Supplied records >>
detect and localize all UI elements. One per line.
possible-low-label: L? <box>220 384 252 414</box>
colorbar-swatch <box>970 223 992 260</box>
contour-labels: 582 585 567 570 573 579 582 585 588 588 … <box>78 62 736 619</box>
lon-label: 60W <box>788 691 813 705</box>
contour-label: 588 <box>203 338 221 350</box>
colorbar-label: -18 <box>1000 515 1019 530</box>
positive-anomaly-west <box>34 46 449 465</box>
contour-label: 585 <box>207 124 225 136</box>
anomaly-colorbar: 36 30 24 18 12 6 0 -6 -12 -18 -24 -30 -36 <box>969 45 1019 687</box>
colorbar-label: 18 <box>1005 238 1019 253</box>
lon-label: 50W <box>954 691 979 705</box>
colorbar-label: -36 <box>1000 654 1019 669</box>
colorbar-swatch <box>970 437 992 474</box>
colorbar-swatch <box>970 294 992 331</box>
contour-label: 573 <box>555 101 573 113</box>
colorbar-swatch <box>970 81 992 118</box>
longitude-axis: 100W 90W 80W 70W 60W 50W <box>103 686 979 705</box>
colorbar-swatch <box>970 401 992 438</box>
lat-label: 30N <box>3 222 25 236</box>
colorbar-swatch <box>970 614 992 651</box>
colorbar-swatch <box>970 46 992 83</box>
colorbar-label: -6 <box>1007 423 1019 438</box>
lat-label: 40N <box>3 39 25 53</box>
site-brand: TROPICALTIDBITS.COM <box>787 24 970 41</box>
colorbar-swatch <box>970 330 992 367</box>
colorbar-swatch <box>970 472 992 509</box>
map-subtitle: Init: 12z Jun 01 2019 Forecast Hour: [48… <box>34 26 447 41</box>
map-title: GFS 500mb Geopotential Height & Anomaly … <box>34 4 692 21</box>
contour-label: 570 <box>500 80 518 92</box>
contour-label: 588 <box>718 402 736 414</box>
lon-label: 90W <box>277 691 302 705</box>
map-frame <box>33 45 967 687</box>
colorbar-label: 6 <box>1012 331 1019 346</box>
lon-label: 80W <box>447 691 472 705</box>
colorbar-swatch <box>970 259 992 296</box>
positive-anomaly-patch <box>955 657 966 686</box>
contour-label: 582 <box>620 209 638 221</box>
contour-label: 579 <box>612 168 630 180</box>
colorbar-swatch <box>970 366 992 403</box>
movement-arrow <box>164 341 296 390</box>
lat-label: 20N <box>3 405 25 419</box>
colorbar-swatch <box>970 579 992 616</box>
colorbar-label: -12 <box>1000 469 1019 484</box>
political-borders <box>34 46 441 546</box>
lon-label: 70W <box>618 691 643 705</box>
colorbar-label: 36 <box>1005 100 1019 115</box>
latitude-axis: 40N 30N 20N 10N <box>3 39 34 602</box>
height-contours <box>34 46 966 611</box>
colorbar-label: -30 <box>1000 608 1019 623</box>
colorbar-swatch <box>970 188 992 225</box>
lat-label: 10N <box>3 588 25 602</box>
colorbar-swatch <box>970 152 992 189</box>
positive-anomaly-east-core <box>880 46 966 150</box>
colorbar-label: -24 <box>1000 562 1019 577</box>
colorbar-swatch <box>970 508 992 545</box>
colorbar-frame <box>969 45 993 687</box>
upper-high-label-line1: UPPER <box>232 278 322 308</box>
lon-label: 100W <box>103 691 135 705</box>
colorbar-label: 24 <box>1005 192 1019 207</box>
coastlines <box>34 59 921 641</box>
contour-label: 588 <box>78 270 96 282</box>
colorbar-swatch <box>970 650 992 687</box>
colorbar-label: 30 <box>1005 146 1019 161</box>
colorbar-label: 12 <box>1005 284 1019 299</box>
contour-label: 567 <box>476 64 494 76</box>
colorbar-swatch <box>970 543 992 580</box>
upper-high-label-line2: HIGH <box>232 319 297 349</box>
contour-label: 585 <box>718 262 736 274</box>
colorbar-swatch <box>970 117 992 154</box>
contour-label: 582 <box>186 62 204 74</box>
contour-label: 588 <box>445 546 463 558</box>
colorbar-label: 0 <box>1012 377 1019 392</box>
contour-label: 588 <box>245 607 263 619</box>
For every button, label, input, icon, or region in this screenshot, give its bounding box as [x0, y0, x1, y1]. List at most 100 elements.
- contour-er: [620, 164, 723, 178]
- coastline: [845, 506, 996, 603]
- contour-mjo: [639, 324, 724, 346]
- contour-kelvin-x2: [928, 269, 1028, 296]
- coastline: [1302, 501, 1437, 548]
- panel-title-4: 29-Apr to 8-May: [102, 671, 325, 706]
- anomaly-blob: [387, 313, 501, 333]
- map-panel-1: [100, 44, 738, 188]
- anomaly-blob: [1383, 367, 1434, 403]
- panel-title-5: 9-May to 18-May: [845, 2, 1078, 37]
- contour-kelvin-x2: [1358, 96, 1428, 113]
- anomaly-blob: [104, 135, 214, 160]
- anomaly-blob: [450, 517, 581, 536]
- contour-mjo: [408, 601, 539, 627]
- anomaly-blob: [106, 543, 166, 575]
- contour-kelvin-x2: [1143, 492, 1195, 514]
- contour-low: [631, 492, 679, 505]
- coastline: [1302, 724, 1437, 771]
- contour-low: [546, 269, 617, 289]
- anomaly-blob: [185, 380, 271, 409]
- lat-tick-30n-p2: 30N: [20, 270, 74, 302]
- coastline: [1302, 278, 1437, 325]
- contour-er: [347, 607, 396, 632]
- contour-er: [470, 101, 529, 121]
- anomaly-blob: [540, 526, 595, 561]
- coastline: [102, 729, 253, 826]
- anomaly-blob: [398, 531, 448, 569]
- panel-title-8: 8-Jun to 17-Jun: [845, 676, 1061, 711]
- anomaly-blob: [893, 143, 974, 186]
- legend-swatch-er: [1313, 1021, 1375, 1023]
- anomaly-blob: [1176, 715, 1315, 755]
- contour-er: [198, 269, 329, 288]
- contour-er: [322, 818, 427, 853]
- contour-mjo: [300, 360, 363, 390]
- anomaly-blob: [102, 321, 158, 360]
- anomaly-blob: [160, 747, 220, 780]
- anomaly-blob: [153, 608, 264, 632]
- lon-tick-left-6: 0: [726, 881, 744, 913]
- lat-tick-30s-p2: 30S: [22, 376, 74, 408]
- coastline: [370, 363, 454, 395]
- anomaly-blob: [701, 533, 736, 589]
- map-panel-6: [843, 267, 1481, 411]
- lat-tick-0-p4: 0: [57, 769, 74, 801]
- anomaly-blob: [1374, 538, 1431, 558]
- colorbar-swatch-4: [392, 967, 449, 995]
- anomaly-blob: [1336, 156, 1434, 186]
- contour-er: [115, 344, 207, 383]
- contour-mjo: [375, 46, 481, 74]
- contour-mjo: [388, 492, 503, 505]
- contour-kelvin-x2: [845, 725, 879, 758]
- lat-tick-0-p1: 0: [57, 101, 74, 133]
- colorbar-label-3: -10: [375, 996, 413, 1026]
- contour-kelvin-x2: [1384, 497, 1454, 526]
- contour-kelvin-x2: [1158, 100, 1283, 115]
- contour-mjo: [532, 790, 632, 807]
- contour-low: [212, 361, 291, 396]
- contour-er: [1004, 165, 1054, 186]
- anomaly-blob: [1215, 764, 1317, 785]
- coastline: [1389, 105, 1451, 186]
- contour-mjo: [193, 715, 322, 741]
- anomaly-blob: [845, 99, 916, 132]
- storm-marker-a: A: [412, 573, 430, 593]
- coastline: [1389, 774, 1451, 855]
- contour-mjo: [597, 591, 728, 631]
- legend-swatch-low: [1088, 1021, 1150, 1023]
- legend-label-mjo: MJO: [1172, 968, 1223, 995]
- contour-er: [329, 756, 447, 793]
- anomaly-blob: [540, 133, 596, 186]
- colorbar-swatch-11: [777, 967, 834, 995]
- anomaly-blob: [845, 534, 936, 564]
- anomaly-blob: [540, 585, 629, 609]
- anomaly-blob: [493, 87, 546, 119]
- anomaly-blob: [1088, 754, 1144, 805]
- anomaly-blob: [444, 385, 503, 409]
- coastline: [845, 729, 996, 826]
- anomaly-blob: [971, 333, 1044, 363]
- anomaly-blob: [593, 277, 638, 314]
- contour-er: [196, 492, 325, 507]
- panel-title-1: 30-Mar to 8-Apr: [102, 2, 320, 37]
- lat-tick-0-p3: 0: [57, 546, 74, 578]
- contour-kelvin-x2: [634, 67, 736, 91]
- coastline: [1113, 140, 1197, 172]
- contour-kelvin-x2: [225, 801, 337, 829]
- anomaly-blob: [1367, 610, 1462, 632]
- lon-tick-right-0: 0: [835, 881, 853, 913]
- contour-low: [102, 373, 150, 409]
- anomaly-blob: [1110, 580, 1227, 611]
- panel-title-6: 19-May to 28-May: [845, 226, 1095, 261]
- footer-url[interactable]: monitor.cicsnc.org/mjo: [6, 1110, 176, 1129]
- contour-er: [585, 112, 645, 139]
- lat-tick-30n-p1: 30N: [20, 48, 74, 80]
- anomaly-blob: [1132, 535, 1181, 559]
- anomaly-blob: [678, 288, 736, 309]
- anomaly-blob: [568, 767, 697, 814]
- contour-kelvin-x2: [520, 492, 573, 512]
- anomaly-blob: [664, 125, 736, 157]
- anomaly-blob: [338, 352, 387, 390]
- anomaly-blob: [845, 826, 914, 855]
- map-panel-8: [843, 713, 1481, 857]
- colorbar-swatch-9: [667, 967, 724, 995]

Task >>
Extract the items from the very first line up to and including the line with "colorbar-swatch <box>970 46 992 83</box>", reproducing each line unchanged.

Output of the task >>
detect and localize all UI elements. One per line.
possible-low-label: L? <box>220 384 252 414</box>
colorbar-swatch <box>970 223 992 260</box>
contour-labels: 582 585 567 570 573 579 582 585 588 588 … <box>78 62 736 619</box>
lon-label: 60W <box>788 691 813 705</box>
contour-label: 588 <box>203 338 221 350</box>
colorbar-label: -18 <box>1000 515 1019 530</box>
positive-anomaly-west <box>34 46 449 465</box>
contour-label: 585 <box>207 124 225 136</box>
anomaly-colorbar: 36 30 24 18 12 6 0 -6 -12 -18 -24 -30 -36 <box>969 45 1019 687</box>
colorbar-label: 18 <box>1005 238 1019 253</box>
lon-label: 50W <box>954 691 979 705</box>
colorbar-label: -36 <box>1000 654 1019 669</box>
colorbar-swatch <box>970 437 992 474</box>
colorbar-swatch <box>970 294 992 331</box>
contour-label: 573 <box>555 101 573 113</box>
colorbar-swatch <box>970 81 992 118</box>
longitude-axis: 100W 90W 80W 70W 60W 50W <box>103 686 979 705</box>
colorbar-swatch <box>970 401 992 438</box>
lat-label: 30N <box>3 222 25 236</box>
colorbar-swatch <box>970 614 992 651</box>
colorbar-swatch <box>970 46 992 83</box>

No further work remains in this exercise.